- _What to produce_:
Filter for the word "primariadorohoi" and keep each matching line.
++++++++++++++++++++
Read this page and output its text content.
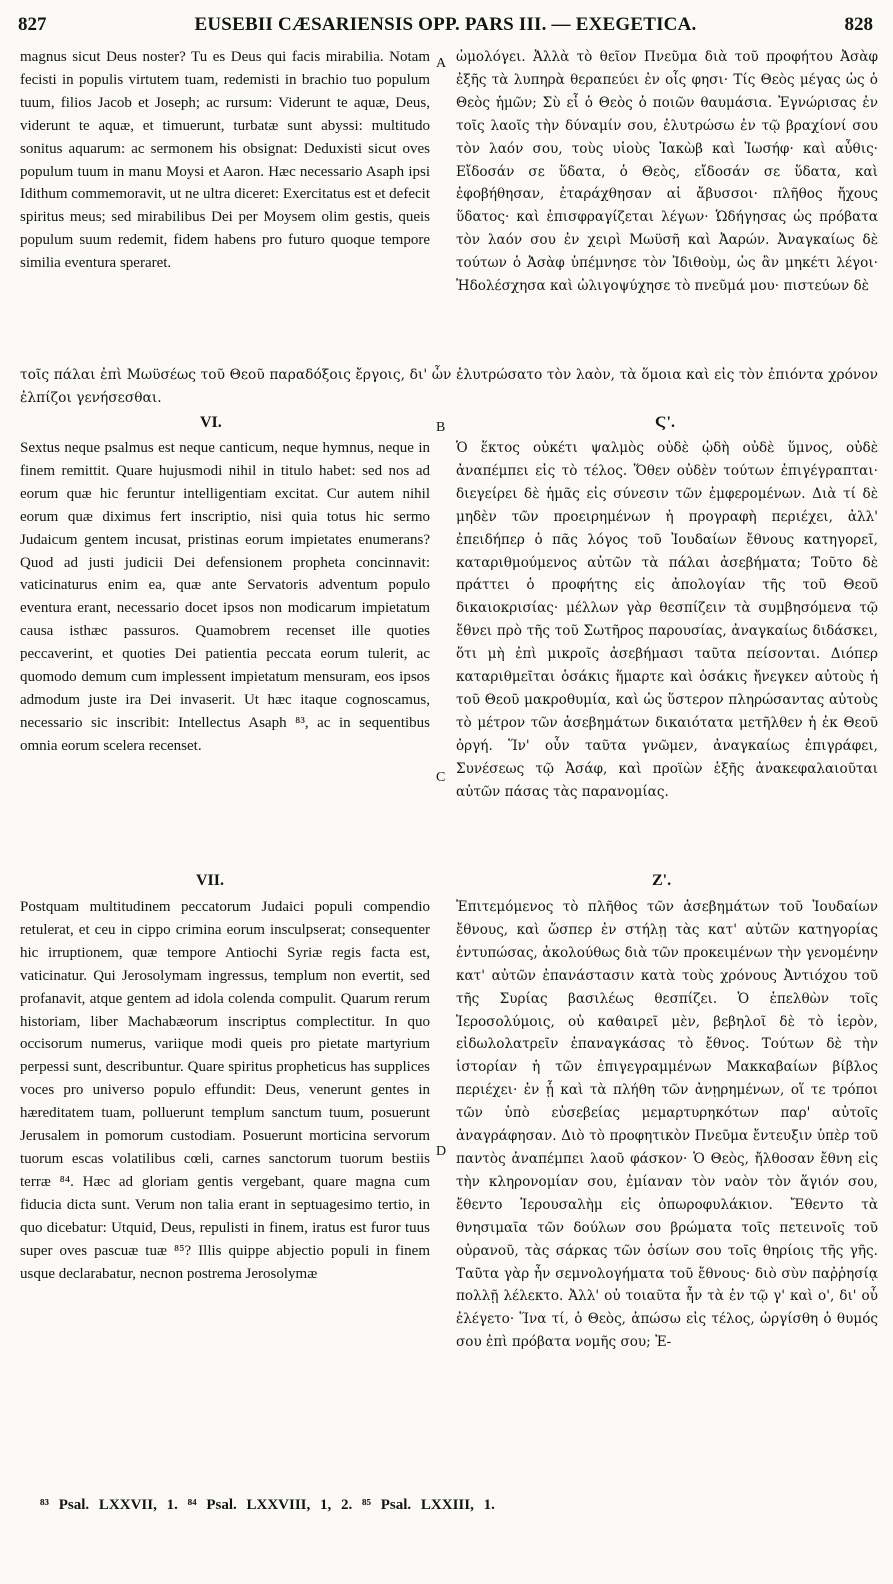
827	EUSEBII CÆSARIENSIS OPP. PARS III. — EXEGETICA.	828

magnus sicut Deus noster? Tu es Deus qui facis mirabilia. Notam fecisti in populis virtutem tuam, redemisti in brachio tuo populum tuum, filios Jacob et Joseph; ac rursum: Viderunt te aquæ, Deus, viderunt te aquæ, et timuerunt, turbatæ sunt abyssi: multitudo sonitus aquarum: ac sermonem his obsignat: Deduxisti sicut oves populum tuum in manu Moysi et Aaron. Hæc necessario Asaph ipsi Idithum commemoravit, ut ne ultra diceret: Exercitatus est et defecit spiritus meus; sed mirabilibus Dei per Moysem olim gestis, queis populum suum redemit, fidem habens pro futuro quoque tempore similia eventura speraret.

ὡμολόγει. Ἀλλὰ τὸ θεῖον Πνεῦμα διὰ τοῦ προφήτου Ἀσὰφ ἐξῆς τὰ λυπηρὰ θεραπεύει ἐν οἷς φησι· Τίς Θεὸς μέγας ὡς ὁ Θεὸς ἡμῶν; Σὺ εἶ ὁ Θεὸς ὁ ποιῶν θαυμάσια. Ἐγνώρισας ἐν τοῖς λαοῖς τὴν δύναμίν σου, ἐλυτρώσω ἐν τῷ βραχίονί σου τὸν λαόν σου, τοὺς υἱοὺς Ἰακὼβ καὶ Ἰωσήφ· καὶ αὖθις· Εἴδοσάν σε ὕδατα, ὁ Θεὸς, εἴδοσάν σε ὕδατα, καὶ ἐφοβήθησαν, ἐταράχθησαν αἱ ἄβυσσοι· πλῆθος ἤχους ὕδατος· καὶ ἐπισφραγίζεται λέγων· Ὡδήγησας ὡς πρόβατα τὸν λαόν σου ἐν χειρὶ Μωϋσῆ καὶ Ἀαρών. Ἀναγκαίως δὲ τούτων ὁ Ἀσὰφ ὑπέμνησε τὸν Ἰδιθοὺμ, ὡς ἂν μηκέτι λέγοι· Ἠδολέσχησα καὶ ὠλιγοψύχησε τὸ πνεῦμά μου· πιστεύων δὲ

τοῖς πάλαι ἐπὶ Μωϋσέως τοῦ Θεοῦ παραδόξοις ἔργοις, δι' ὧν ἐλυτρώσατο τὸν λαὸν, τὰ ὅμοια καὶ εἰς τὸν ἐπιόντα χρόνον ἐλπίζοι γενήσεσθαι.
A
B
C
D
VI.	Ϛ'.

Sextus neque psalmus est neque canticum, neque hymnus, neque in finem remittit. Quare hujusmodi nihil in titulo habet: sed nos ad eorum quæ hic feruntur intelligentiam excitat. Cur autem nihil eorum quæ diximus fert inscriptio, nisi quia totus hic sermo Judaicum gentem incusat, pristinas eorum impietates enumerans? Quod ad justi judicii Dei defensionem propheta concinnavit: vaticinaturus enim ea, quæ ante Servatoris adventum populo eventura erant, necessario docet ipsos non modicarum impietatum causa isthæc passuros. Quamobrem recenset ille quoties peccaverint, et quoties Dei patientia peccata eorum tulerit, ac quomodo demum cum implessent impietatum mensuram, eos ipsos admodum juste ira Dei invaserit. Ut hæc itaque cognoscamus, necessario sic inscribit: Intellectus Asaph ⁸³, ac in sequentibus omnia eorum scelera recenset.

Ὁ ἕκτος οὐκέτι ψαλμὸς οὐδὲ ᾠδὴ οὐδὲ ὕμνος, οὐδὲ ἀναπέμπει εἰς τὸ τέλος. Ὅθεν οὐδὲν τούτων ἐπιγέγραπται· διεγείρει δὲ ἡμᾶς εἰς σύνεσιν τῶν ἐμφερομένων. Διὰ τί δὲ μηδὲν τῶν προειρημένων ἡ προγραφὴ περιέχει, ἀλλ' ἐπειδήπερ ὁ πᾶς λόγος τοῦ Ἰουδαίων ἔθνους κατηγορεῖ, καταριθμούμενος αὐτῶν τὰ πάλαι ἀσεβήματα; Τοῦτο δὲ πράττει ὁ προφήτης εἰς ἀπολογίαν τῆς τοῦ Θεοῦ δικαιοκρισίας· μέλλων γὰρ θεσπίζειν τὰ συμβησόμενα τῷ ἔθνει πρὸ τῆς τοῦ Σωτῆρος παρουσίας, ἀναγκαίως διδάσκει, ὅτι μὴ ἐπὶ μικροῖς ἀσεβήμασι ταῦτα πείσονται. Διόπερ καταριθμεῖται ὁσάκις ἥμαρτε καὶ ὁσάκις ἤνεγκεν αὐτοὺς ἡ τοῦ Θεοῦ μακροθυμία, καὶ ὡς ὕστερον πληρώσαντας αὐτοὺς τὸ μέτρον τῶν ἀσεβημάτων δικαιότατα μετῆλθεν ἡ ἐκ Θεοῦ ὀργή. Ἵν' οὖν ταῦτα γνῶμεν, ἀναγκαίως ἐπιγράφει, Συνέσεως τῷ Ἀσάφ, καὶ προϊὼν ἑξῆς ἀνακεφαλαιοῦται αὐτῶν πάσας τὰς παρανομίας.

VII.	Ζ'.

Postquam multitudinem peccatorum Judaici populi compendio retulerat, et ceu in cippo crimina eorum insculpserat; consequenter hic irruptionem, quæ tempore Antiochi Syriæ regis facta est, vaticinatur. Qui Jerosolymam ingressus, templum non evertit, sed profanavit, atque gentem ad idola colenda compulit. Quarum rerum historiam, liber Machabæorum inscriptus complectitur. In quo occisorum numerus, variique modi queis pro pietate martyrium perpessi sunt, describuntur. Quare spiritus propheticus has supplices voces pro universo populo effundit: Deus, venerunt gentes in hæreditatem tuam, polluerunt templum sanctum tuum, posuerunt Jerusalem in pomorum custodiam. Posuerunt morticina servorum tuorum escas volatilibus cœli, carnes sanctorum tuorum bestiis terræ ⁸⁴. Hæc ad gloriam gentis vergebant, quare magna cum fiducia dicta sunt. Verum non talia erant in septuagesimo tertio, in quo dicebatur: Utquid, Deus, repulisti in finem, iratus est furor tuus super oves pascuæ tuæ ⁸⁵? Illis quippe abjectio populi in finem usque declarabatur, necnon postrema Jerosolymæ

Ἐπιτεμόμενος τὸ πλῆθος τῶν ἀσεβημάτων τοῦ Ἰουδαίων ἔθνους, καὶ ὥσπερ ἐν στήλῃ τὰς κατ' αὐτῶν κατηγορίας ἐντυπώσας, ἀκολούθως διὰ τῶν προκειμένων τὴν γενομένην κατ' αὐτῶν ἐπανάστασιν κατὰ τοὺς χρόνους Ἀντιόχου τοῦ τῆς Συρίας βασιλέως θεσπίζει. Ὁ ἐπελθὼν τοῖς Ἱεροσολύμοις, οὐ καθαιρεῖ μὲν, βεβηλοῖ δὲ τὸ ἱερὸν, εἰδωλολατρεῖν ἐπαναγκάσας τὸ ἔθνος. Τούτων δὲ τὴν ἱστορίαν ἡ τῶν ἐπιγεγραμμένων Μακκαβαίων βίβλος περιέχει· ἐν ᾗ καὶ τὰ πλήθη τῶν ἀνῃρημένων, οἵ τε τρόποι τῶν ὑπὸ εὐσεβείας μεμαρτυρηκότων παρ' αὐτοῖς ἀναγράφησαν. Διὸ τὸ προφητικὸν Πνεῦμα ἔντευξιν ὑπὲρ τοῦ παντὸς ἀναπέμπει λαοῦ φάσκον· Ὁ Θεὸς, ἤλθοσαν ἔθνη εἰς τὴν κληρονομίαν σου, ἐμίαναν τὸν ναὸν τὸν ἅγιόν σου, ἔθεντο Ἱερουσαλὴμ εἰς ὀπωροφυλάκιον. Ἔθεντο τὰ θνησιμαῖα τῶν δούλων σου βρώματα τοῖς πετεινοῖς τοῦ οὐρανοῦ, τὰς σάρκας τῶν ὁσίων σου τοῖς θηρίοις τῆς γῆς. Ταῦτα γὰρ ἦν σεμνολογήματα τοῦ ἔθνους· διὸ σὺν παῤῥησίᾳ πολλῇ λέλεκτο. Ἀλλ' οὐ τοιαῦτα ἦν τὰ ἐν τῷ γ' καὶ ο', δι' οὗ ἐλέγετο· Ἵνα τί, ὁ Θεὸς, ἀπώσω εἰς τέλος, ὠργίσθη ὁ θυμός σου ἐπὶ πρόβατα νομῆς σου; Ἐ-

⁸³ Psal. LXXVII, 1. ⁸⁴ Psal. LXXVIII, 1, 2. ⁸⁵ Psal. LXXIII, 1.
++++++++++++++++++++
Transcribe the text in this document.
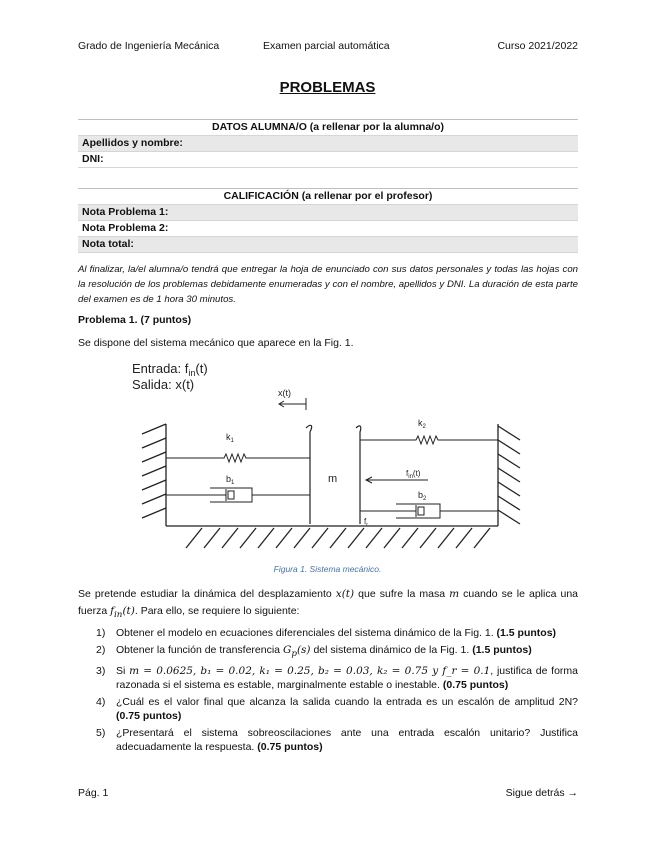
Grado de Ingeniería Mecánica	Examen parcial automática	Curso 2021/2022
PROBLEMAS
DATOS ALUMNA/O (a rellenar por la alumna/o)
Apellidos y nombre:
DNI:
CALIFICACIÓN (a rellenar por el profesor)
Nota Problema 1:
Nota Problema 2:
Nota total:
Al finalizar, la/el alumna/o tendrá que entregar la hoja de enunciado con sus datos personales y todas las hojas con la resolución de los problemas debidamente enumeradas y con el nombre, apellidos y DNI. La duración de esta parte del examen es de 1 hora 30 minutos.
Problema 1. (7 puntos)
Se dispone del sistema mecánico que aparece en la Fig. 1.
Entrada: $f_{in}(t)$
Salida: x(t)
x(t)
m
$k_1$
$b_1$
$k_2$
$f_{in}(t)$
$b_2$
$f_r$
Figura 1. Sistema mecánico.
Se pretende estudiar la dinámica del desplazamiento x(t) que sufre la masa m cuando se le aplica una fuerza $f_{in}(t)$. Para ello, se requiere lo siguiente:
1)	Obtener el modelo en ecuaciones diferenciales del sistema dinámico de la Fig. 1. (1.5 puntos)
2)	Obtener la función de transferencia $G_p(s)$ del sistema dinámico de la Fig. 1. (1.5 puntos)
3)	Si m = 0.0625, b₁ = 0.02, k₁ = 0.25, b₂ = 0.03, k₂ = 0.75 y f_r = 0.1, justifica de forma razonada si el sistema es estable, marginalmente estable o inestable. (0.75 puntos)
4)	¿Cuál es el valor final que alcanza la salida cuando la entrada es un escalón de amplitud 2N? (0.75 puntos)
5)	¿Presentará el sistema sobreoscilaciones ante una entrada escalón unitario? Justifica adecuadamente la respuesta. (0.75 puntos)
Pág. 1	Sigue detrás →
++++++++++++++++++++
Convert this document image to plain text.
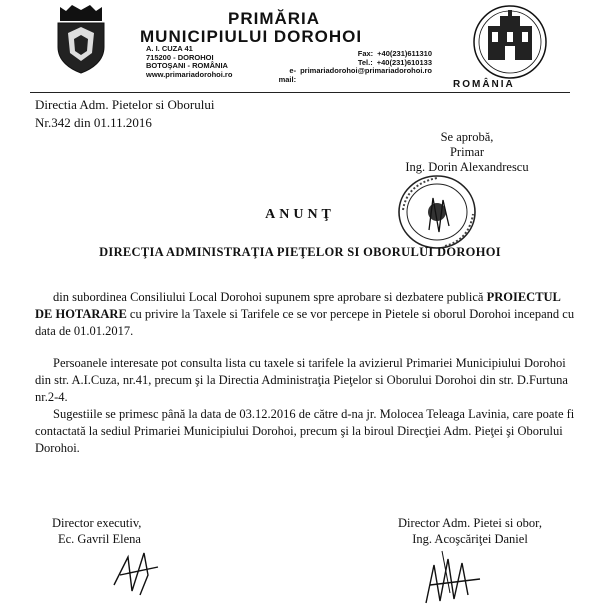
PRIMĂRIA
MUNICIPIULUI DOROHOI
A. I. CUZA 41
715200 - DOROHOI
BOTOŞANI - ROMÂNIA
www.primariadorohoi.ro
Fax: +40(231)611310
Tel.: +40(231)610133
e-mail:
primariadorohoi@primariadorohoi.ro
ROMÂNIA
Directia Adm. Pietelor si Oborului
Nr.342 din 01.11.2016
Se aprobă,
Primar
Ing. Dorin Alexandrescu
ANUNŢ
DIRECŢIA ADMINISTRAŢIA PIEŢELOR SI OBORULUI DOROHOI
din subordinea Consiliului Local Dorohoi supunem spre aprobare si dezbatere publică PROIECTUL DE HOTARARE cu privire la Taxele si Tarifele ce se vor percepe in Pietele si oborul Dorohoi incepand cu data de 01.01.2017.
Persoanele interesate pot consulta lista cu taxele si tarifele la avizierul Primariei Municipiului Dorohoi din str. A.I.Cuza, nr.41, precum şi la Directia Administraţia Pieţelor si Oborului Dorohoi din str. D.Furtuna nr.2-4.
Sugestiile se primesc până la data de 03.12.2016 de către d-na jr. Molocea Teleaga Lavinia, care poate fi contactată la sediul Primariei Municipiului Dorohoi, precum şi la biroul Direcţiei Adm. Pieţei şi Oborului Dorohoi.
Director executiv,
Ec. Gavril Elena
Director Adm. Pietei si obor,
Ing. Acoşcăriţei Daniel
++++++++++++++++++++
- _Written response_:
www.primariadorohoi.ro
primariadorohoi@primariadorohoi.ro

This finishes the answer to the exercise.